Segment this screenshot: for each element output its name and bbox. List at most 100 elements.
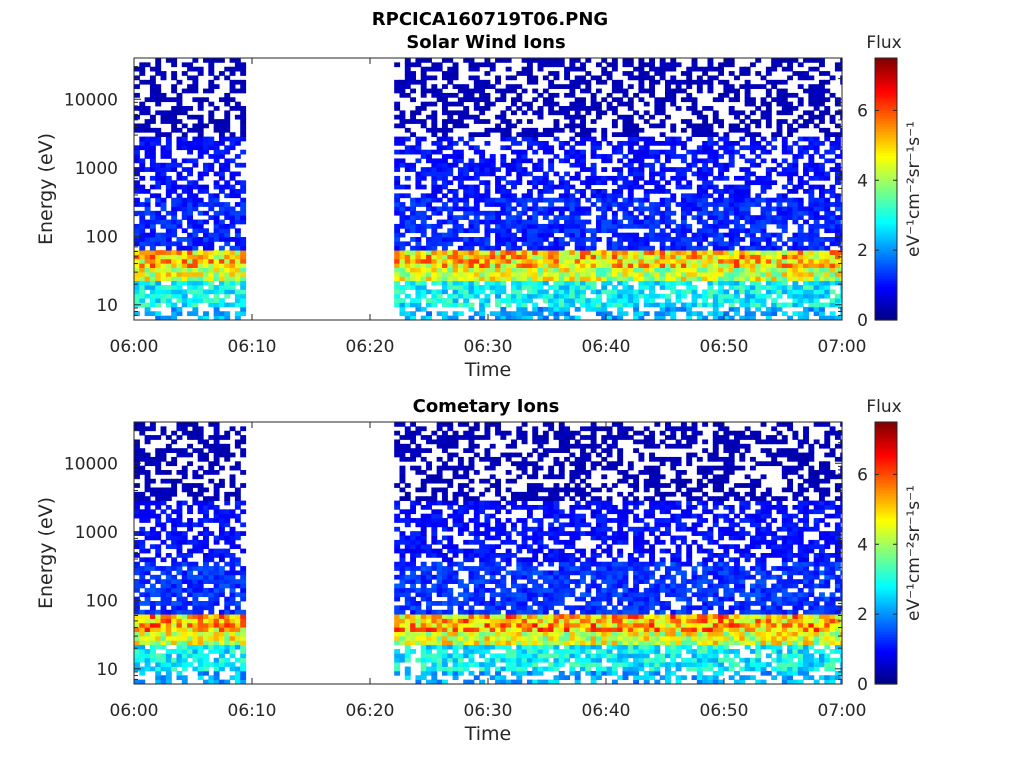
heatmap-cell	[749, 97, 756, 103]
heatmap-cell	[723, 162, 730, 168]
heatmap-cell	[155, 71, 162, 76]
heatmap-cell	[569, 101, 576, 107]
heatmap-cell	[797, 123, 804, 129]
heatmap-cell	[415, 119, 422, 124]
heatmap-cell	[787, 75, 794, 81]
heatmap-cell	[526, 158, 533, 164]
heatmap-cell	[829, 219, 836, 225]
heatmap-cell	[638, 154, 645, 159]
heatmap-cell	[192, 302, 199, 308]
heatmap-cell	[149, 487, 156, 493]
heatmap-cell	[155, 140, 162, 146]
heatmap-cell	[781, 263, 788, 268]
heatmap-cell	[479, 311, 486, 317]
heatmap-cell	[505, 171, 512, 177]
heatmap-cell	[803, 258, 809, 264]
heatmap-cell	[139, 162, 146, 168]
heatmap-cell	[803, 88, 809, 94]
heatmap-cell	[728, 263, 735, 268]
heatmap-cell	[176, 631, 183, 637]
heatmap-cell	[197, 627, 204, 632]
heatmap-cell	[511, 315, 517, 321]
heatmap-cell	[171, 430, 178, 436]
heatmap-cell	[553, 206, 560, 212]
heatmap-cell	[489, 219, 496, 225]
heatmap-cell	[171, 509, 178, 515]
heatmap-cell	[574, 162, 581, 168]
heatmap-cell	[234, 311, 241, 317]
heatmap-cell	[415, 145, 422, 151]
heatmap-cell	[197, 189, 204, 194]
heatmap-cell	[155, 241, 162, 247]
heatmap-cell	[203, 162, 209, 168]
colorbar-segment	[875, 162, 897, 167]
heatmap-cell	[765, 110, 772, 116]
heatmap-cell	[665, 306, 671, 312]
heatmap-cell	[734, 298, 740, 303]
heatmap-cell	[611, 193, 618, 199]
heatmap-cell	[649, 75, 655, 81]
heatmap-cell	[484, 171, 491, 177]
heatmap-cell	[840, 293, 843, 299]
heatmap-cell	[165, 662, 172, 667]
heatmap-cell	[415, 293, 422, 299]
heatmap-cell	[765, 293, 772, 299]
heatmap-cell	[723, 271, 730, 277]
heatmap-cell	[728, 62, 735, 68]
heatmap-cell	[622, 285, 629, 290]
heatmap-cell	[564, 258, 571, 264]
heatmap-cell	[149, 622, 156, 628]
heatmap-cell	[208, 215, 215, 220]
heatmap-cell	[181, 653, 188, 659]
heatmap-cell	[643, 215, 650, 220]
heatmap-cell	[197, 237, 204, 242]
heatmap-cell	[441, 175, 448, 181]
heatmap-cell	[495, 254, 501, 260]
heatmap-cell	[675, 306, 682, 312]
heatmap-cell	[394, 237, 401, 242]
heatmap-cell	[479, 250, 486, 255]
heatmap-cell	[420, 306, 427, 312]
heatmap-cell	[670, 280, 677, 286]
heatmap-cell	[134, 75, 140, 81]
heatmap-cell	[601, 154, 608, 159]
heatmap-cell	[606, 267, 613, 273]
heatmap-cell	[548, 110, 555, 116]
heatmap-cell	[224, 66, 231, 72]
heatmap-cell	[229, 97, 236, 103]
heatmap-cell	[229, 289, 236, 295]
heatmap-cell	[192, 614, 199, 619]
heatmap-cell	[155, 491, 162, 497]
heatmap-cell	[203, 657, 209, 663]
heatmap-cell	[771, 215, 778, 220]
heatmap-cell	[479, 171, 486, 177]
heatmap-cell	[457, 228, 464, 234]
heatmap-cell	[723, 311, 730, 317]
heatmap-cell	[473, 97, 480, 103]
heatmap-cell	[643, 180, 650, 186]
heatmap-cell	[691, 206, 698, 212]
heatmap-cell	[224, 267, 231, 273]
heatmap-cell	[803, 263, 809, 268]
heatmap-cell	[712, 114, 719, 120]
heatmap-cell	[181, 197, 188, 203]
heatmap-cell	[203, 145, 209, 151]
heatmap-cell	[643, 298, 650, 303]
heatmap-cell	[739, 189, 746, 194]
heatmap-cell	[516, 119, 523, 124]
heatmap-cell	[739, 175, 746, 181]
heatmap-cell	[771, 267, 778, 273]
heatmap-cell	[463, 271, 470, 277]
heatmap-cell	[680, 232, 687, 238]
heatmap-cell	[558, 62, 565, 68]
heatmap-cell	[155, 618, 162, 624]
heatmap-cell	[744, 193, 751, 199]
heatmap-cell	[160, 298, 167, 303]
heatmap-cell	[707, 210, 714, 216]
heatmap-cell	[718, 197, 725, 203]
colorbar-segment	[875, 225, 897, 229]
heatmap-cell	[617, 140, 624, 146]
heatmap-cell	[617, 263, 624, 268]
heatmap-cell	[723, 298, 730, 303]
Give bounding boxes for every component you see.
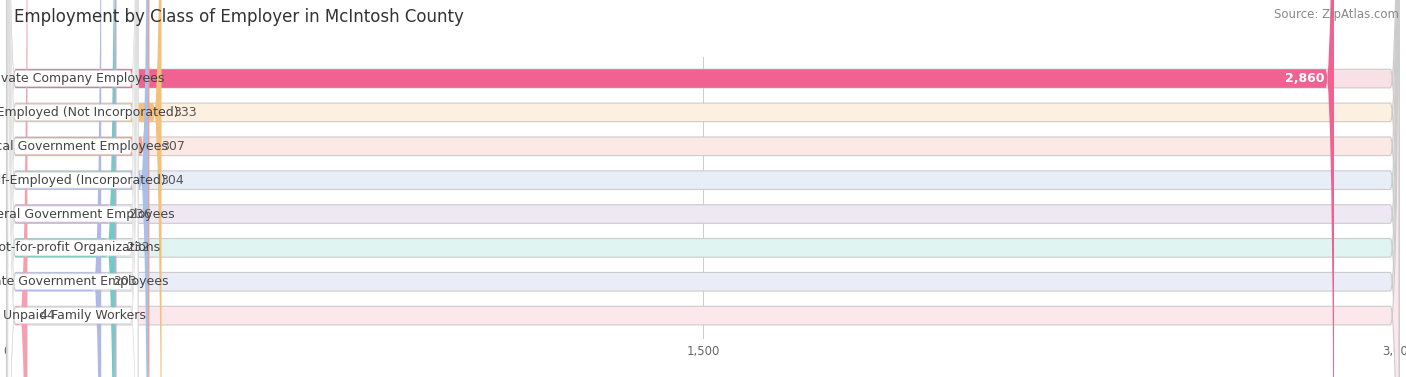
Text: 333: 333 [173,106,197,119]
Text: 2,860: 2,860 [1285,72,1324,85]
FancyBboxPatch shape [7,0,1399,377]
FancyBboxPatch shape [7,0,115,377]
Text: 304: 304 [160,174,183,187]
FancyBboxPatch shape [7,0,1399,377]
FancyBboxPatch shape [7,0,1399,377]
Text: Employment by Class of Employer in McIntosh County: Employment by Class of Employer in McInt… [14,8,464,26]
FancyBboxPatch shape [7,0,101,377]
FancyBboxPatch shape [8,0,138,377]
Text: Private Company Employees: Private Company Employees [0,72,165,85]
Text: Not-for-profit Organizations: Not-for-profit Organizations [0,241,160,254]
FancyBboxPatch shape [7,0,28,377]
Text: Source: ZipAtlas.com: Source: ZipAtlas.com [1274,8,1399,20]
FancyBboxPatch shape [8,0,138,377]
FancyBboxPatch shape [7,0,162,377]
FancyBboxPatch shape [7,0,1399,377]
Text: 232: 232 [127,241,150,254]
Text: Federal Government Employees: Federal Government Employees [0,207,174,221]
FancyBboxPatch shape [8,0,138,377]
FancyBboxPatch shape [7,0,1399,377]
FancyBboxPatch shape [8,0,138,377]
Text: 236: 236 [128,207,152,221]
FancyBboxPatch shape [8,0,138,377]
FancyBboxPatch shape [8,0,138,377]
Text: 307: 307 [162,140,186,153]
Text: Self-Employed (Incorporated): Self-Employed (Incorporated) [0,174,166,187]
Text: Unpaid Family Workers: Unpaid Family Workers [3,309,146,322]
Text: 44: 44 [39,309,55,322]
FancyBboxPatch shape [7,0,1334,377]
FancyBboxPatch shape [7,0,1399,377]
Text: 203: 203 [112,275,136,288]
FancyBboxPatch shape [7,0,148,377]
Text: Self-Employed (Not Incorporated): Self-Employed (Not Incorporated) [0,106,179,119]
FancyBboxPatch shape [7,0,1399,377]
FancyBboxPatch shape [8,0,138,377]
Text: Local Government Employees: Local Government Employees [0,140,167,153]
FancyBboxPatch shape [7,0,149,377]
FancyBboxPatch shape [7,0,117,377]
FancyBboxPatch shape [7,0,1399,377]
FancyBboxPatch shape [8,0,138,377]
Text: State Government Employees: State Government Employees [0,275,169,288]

-------

**Task requirements**. Please copy out, unchanged, the stretch of the listing above from the line containing "97, 756, 103]" through the line containing "154, 645, 159]", both included.

**Result of this exercise**.
heatmap-cell	[749, 97, 756, 103]
heatmap-cell	[723, 162, 730, 168]
heatmap-cell	[155, 71, 162, 76]
heatmap-cell	[569, 101, 576, 107]
heatmap-cell	[797, 123, 804, 129]
heatmap-cell	[415, 119, 422, 124]
heatmap-cell	[787, 75, 794, 81]
heatmap-cell	[526, 158, 533, 164]
heatmap-cell	[829, 219, 836, 225]
heatmap-cell	[638, 154, 645, 159]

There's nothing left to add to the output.